[Data excerpts]

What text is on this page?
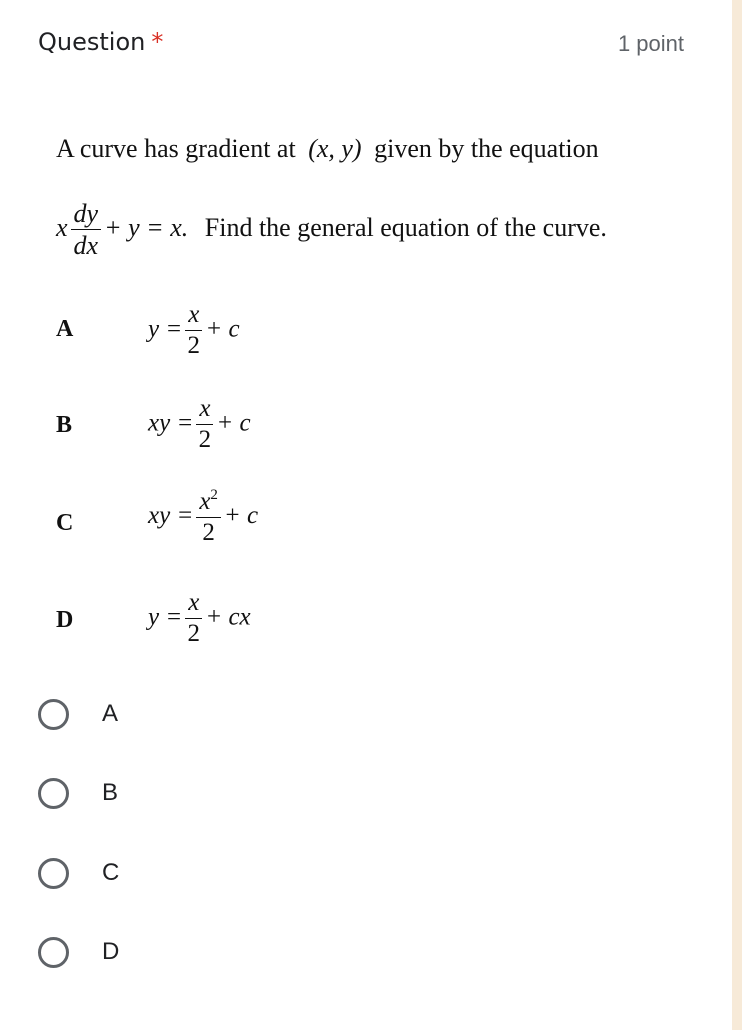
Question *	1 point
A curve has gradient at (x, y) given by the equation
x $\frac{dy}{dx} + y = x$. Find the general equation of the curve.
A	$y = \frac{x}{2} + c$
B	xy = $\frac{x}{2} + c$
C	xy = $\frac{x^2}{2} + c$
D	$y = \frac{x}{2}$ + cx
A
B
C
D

**EXERCISE REQUIREMENTS**
Pictures in the records above should not be copied. Repeat everything else exactly.

**RESPONSE TO THE TASK**
What text is on this page?
Question *	1 point
A curve has gradient at (x, y) given by the equation
x $\frac{dy}{dx} + y = x$. Find the general equation of the curve.
A	$y = \frac{x}{2} + c$
B	xy = $\frac{x}{2} + c$
C	xy = $\frac{x^2}{2} + c$
D	$y = \frac{x}{2}$ + cx
A
B
C
D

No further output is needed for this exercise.